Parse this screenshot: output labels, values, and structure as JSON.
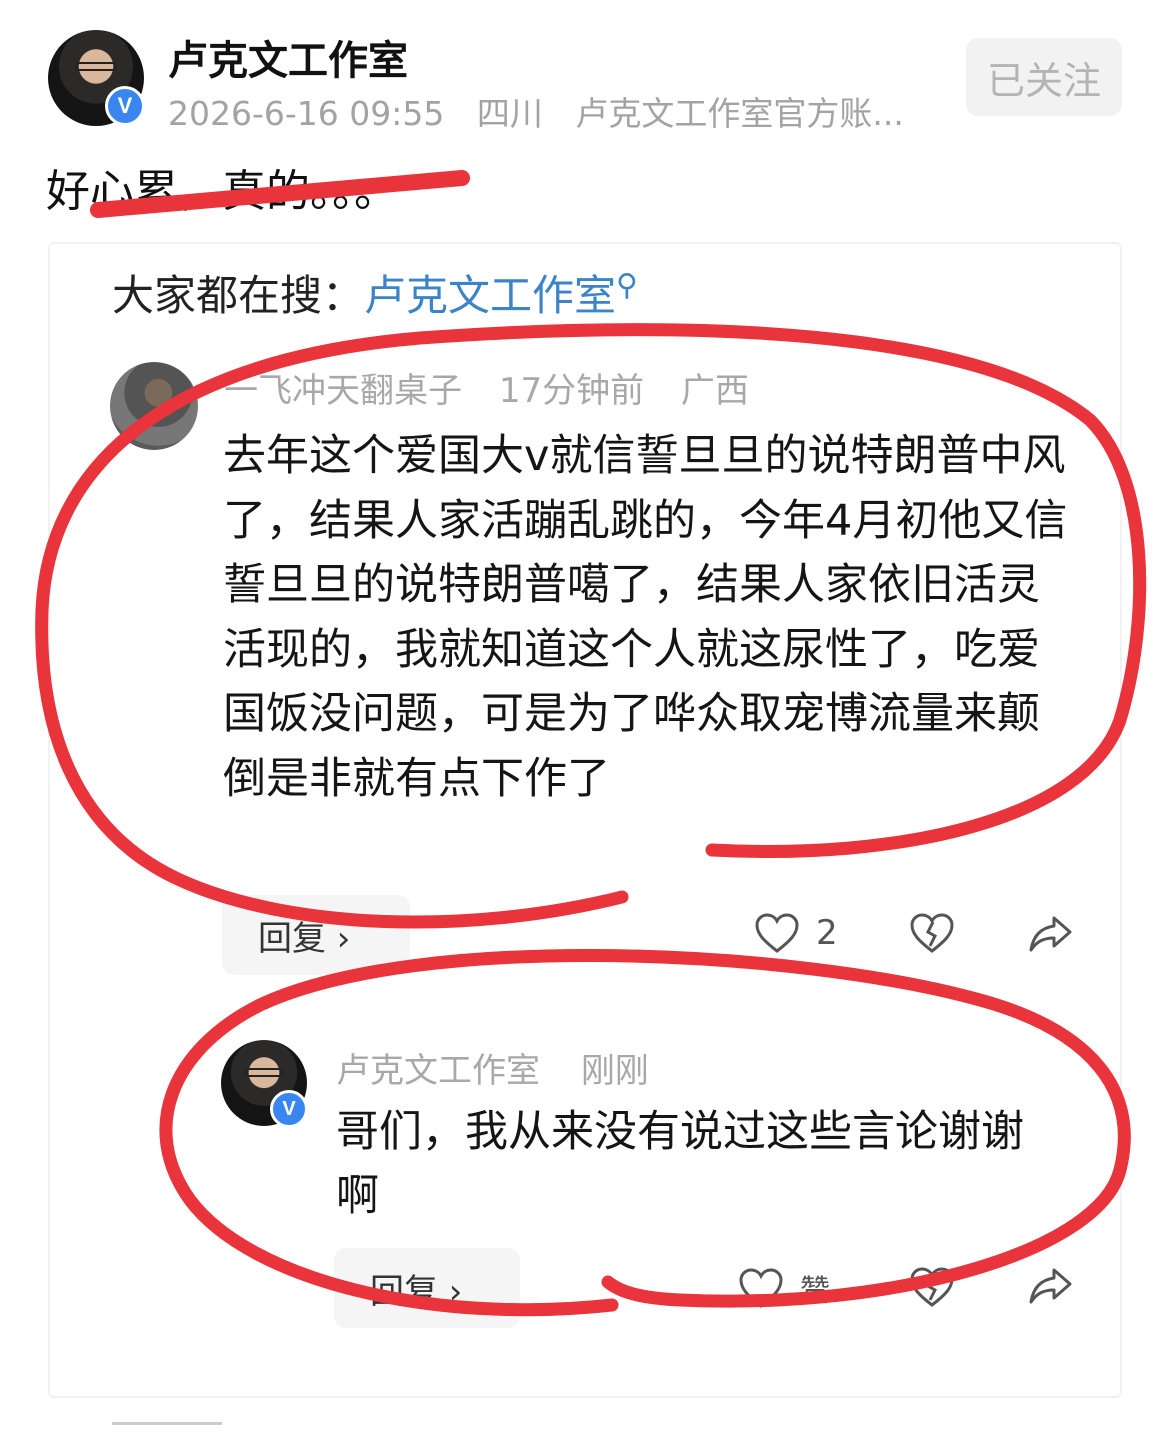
{
  "post": {
    "author": "卢克文工作室",
    "verified_badge": "V",
    "datetime": "2026-6-16 09:55",
    "location": "四川",
    "account_desc": "卢克文工作室官方账...",
    "follow_label": "已关注",
    "text": "好心累，真的。。。"
  },
  "search_hint": {
    "prefix": "大家都在搜：",
    "keyword": "卢克文工作室"
  },
  "comment": {
    "author": "一飞冲天翻桌子",
    "time": "17分钟前",
    "location": "广西",
    "text": "去年这个爱国大v就信誓旦旦的说特朗普中风了，结果人家活蹦乱跳的，今年4月初他又信誓旦旦的说特朗普噶了，结果人家依旧活灵活现的，我就知道这个人就这尿性了，吃爱国饭没问题，可是为了哗众取宠博流量来颠倒是非就有点下作了",
    "reply_label": "回复 ›",
    "like_count": "2"
  },
  "reply": {
    "author": "卢克文工作室",
    "verified_badge": "V",
    "time": "刚刚",
    "text": "哥们，我从来没有说过这些言论谢谢啊",
    "reply_label": "回复 ›",
    "like_label": "赞"
  },
  "icons": {
    "like": "heart-outline-icon",
    "dislike": "broken-heart-icon",
    "share": "share-arrow-icon",
    "search": "search-icon"
  },
  "colors": {
    "accent_blue": "#3c84c8",
    "verified_blue": "#3a86f0",
    "annotation_red": "#e8343a",
    "meta_gray": "#a3a3a3"
  }
}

········

**What you need to do:**
Copy every entry word for word, but omit the pictures.

**Solution:**
Parse this screenshot: output labels, values, and structure as JSON.
{
  "post": {
    "author": "卢克文工作室",
    "verified_badge": "V",
    "datetime": "2026-6-16 09:55",
    "location": "四川",
    "account_desc": "卢克文工作室官方账...",
    "follow_label": "已关注",
    "text": "好心累，真的。。。"
  },
  "search_hint": {
    "prefix": "大家都在搜：",
    "keyword": "卢克文工作室"
  },
  "comment": {
    "author": "一飞冲天翻桌子",
    "time": "17分钟前",
    "location": "广西",
    "text": "去年这个爱国大v就信誓旦旦的说特朗普中风了，结果人家活蹦乱跳的，今年4月初他又信誓旦旦的说特朗普噶了，结果人家依旧活灵活现的，我就知道这个人就这尿性了，吃爱国饭没问题，可是为了哗众取宠博流量来颠倒是非就有点下作了",
    "reply_label": "回复 ›",
    "like_count": "2"
  },
  "reply": {
    "author": "卢克文工作室",
    "verified_badge": "V",
    "time": "刚刚",
    "text": "哥们，我从来没有说过这些言论谢谢啊",
    "reply_label": "回复 ›",
    "like_label": "赞"
  },
  "icons": {
    "like": "heart-outline-icon",
    "dislike": "broken-heart-icon",
    "share": "share-arrow-icon",
    "search": "search-icon"
  },
  "colors": {
    "accent_blue": "#3c84c8",
    "verified_blue": "#3a86f0",
    "annotation_red": "#e8343a",
    "meta_gray": "#a3a3a3"
  }
}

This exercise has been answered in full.